DATA SECTION ->
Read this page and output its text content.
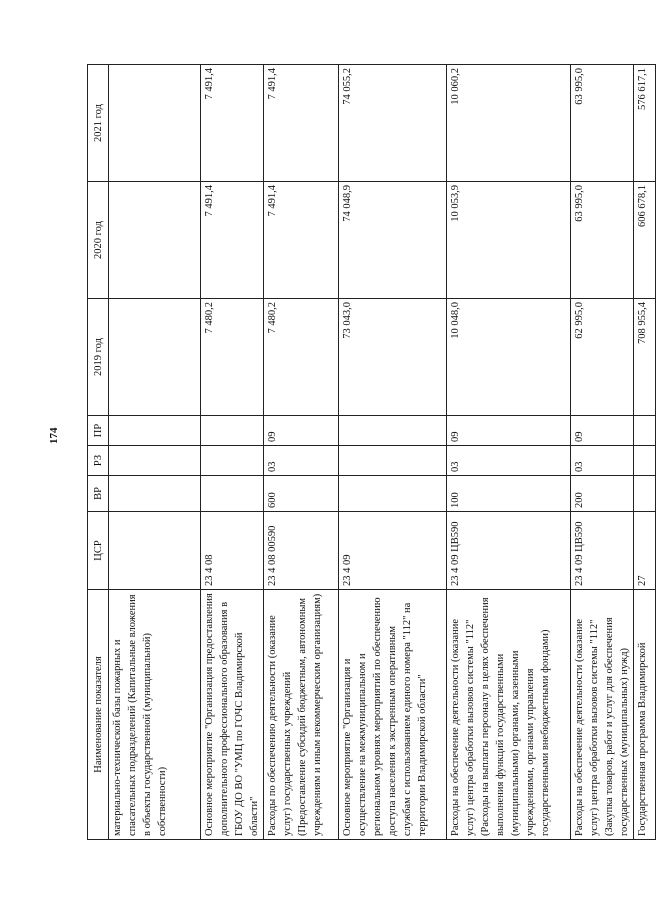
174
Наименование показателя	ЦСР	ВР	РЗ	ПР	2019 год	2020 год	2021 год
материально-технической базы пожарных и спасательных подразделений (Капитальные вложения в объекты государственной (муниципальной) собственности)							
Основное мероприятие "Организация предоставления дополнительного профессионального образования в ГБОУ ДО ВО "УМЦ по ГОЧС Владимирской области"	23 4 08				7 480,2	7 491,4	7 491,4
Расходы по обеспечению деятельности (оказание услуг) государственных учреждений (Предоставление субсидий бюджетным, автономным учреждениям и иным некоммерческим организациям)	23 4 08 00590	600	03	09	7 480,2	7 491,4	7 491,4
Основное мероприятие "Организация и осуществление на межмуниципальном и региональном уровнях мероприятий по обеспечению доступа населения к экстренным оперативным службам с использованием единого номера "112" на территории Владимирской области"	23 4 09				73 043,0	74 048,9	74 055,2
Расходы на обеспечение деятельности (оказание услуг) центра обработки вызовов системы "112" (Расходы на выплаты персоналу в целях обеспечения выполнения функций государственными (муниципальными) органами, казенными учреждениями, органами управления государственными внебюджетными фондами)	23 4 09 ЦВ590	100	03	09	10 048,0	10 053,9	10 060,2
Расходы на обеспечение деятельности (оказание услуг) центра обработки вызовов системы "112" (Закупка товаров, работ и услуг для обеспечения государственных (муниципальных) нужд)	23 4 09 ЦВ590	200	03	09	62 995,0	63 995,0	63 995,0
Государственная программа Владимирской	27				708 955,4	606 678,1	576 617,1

THE EXERCISE ->
Report each line in the data that holds the word "центра".

WORKED ANSWER ->
Расходы на обеспечение деятельности (оказание услуг) центра обработки вызовов системы "112" (Расходы на выплаты персоналу в целях обеспечения выполнения функций государственными (муниципальными) органами, казенными учреждениями, органами управления государственными внебюджетными фондами)	23 4 09 ЦВ590	100	03	09	10 048,0	10 053,9	10 060,2
Расходы на обеспечение деятельности (оказание услуг) центра обработки вызовов системы "112" (Закупка товаров, работ и услуг для обеспечения государственных (муниципальных) нужд)	23 4 09 ЦВ590	200	03	09	62 995,0	63 995,0	63 995,0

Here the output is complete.